# EXERCISE PROMPT:
Skip the pictures and repeat each line of the data exactly.

# RECORDS:
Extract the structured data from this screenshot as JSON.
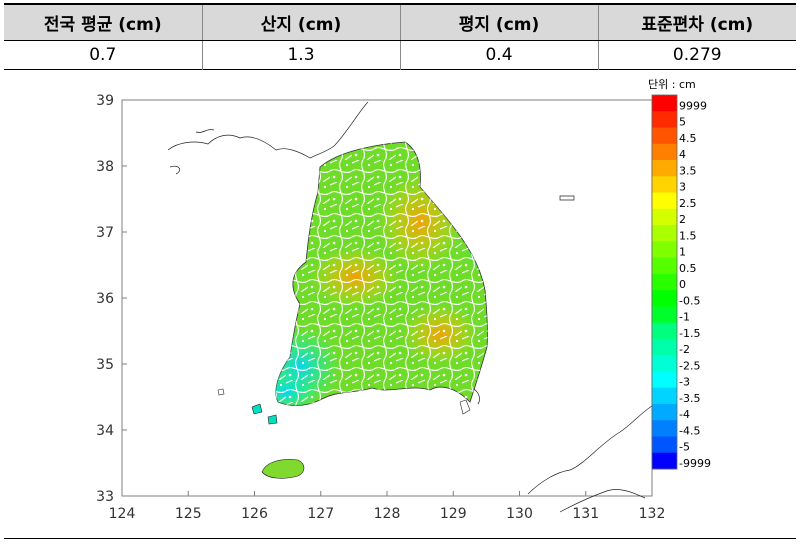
{
  "table": {
    "headers": [
      "전국 평균 (cm)",
      "산지 (cm)",
      "평지 (cm)",
      "표준편차 (cm)"
    ],
    "values": [
      "0.7",
      "1.3",
      "0.4",
      "0.279"
    ]
  },
  "map": {
    "x_ticks": [
      "124",
      "125",
      "126",
      "127",
      "128",
      "129",
      "130",
      "131",
      "132"
    ],
    "y_ticks": [
      "39",
      "38",
      "37",
      "36",
      "35",
      "34",
      "33"
    ],
    "legend_unit": "단위 : cm",
    "legend": [
      {
        "label": "9999",
        "color": "#ff0000"
      },
      {
        "label": "5",
        "color": "#ff2a00"
      },
      {
        "label": "4.5",
        "color": "#ff5500"
      },
      {
        "label": "4",
        "color": "#ff7f00"
      },
      {
        "label": "3.5",
        "color": "#ffaa00"
      },
      {
        "label": "3",
        "color": "#ffd400"
      },
      {
        "label": "2.5",
        "color": "#ffff00"
      },
      {
        "label": "2",
        "color": "#d4ff00"
      },
      {
        "label": "1.5",
        "color": "#aaff00"
      },
      {
        "label": "1",
        "color": "#7fff00"
      },
      {
        "label": "0.5",
        "color": "#55ff00"
      },
      {
        "label": "0",
        "color": "#2aff00"
      },
      {
        "label": "-0.5",
        "color": "#00ff00"
      },
      {
        "label": "-1",
        "color": "#00ff2a"
      },
      {
        "label": "-1.5",
        "color": "#00ff7f"
      },
      {
        "label": "-2",
        "color": "#00ffaa"
      },
      {
        "label": "-2.5",
        "color": "#00ffd4"
      },
      {
        "label": "-3",
        "color": "#00ffff"
      },
      {
        "label": "-3.5",
        "color": "#00d4ff"
      },
      {
        "label": "-4",
        "color": "#00aaff"
      },
      {
        "label": "-4.5",
        "color": "#007fff"
      },
      {
        "label": "-5",
        "color": "#0055ff"
      },
      {
        "label": "-9999",
        "color": "#0000ff"
      }
    ]
  }
}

# WRITTEN ANSWER:
Extract the structured data from this screenshot as JSON.
{
  "table": {
    "headers": [
      "전국 평균 (cm)",
      "산지 (cm)",
      "평지 (cm)",
      "표준편차 (cm)"
    ],
    "values": [
      "0.7",
      "1.3",
      "0.4",
      "0.279"
    ]
  },
  "map": {
    "x_ticks": [
      "124",
      "125",
      "126",
      "127",
      "128",
      "129",
      "130",
      "131",
      "132"
    ],
    "y_ticks": [
      "39",
      "38",
      "37",
      "36",
      "35",
      "34",
      "33"
    ],
    "legend_unit": "단위 : cm",
    "legend": [
      {
        "label": "9999",
        "color": "#ff0000"
      },
      {
        "label": "5",
        "color": "#ff2a00"
      },
      {
        "label": "4.5",
        "color": "#ff5500"
      },
      {
        "label": "4",
        "color": "#ff7f00"
      },
      {
        "label": "3.5",
        "color": "#ffaa00"
      },
      {
        "label": "3",
        "color": "#ffd400"
      },
      {
        "label": "2.5",
        "color": "#ffff00"
      },
      {
        "label": "2",
        "color": "#d4ff00"
      },
      {
        "label": "1.5",
        "color": "#aaff00"
      },
      {
        "label": "1",
        "color": "#7fff00"
      },
      {
        "label": "0.5",
        "color": "#55ff00"
      },
      {
        "label": "0",
        "color": "#2aff00"
      },
      {
        "label": "-0.5",
        "color": "#00ff00"
      },
      {
        "label": "-1",
        "color": "#00ff2a"
      },
      {
        "label": "-1.5",
        "color": "#00ff7f"
      },
      {
        "label": "-2",
        "color": "#00ffaa"
      },
      {
        "label": "-2.5",
        "color": "#00ffd4"
      },
      {
        "label": "-3",
        "color": "#00ffff"
      },
      {
        "label": "-3.5",
        "color": "#00d4ff"
      },
      {
        "label": "-4",
        "color": "#00aaff"
      },
      {
        "label": "-4.5",
        "color": "#007fff"
      },
      {
        "label": "-5",
        "color": "#0055ff"
      },
      {
        "label": "-9999",
        "color": "#0000ff"
      }
    ]
  }
}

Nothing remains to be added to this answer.